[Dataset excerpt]
⁂

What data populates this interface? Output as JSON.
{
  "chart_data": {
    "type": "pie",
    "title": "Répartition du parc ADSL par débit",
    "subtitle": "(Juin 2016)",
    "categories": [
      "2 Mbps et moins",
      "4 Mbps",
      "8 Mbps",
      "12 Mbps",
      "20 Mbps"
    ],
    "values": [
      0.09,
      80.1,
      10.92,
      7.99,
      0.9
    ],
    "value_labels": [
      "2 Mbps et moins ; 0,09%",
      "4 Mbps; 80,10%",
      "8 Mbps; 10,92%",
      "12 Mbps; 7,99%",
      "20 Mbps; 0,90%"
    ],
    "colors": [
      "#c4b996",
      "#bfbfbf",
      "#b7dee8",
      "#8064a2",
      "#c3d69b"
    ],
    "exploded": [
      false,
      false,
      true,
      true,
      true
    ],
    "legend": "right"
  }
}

⁂

Return what is listed above, exactly and completely.

What data populates this interface? Output as JSON.
{
  "chart_data": {
    "type": "pie",
    "title": "Répartition du parc ADSL par débit",
    "subtitle": "(Juin 2016)",
    "categories": [
      "2 Mbps et moins",
      "4 Mbps",
      "8 Mbps",
      "12 Mbps",
      "20 Mbps"
    ],
    "values": [
      0.09,
      80.1,
      10.92,
      7.99,
      0.9
    ],
    "value_labels": [
      "2 Mbps et moins ; 0,09%",
      "4 Mbps; 80,10%",
      "8 Mbps; 10,92%",
      "12 Mbps; 7,99%",
      "20 Mbps; 0,90%"
    ],
    "colors": [
      "#c4b996",
      "#bfbfbf",
      "#b7dee8",
      "#8064a2",
      "#c3d69b"
    ],
    "exploded": [
      false,
      false,
      true,
      true,
      true
    ],
    "legend": "right"
  }
}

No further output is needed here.